TASK DETAILS :: Skip the pictures and extract all of the lines exactly as written.

ENTRIES ::

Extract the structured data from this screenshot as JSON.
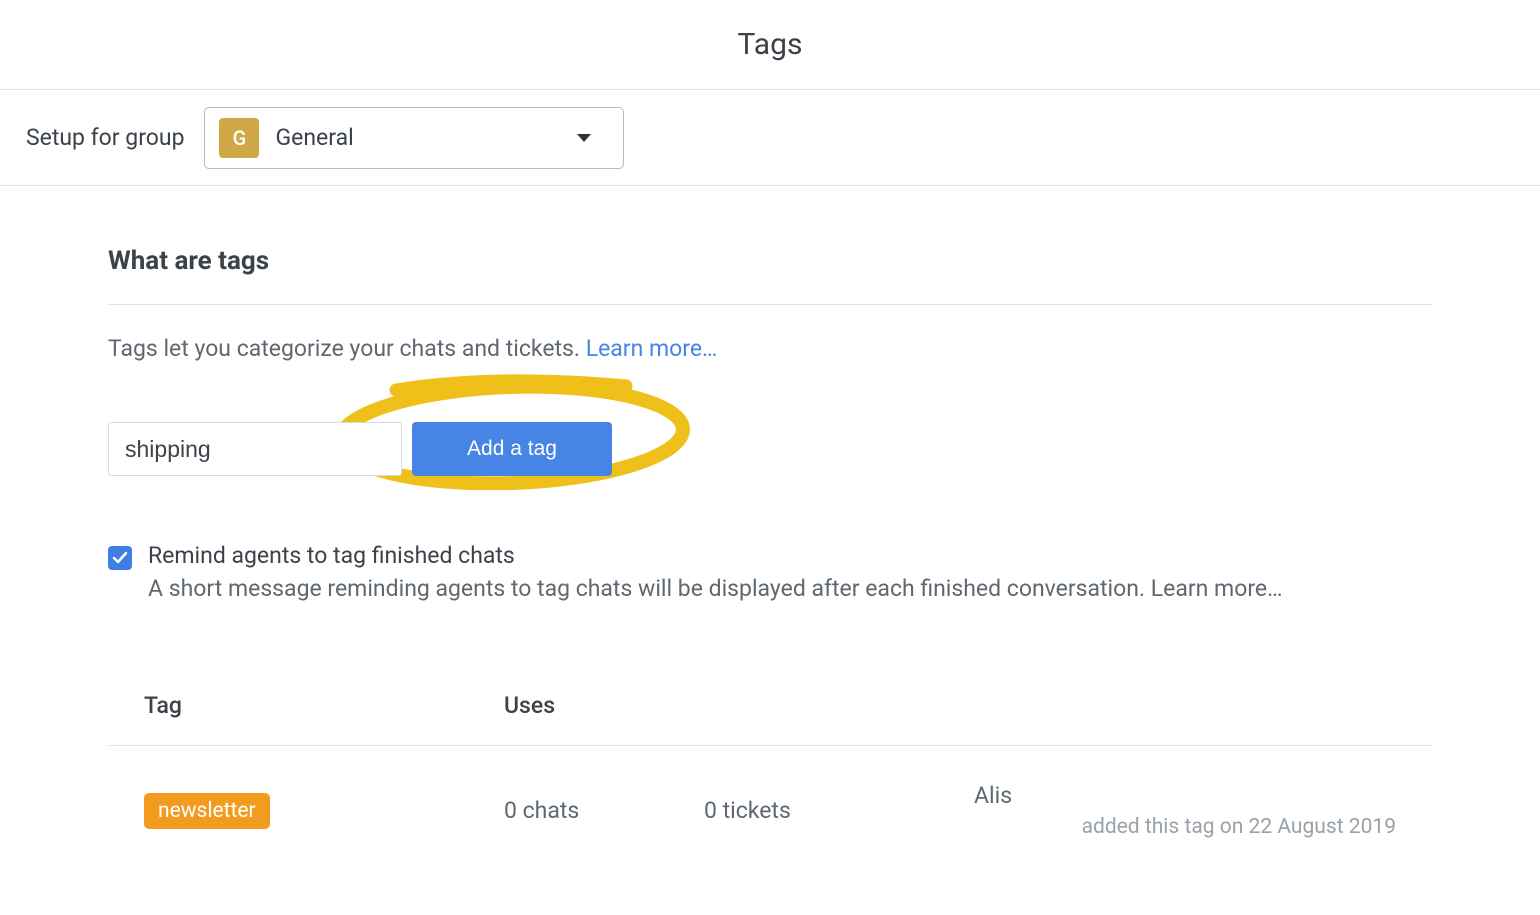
{
  "header": {
    "title": "Tags"
  },
  "group_selector": {
    "label": "Setup for group",
    "badge_letter": "G",
    "selected": "General"
  },
  "section": {
    "title": "What are tags",
    "description": "Tags let you categorize your chats and tickets. ",
    "learn_more": "Learn more…"
  },
  "add_tag": {
    "input_value": "shipping",
    "button_label": "Add a tag"
  },
  "remind": {
    "checked": true,
    "label": "Remind agents to tag finished chats",
    "description": "A short message reminding agents to tag chats will be displayed after each finished conversation. Learn more…"
  },
  "table": {
    "headers": {
      "tag": "Tag",
      "uses": "Uses"
    },
    "rows": [
      {
        "tag": "newsletter",
        "chats": "0 chats",
        "tickets": "0 tickets",
        "author": "Alis",
        "author_meta": "added this tag on 22 August 2019"
      }
    ]
  },
  "colors": {
    "accent_blue": "#4684e6",
    "highlight_yellow": "#eec019",
    "tag_orange": "#f39b1e",
    "badge_gold": "#d0a846"
  }
}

THE ANSWER ::
Extract the structured data from this screenshot as JSON.
{
  "header": {
    "title": "Tags"
  },
  "group_selector": {
    "label": "Setup for group",
    "badge_letter": "G",
    "selected": "General"
  },
  "section": {
    "title": "What are tags",
    "description": "Tags let you categorize your chats and tickets. ",
    "learn_more": "Learn more…"
  },
  "add_tag": {
    "input_value": "shipping",
    "button_label": "Add a tag"
  },
  "remind": {
    "checked": true,
    "label": "Remind agents to tag finished chats",
    "description": "A short message reminding agents to tag chats will be displayed after each finished conversation. Learn more…"
  },
  "table": {
    "headers": {
      "tag": "Tag",
      "uses": "Uses"
    },
    "rows": [
      {
        "tag": "newsletter",
        "chats": "0 chats",
        "tickets": "0 tickets",
        "author": "Alis",
        "author_meta": "added this tag on 22 August 2019"
      }
    ]
  },
  "colors": {
    "accent_blue": "#4684e6",
    "highlight_yellow": "#eec019",
    "tag_orange": "#f39b1e",
    "badge_gold": "#d0a846"
  }
}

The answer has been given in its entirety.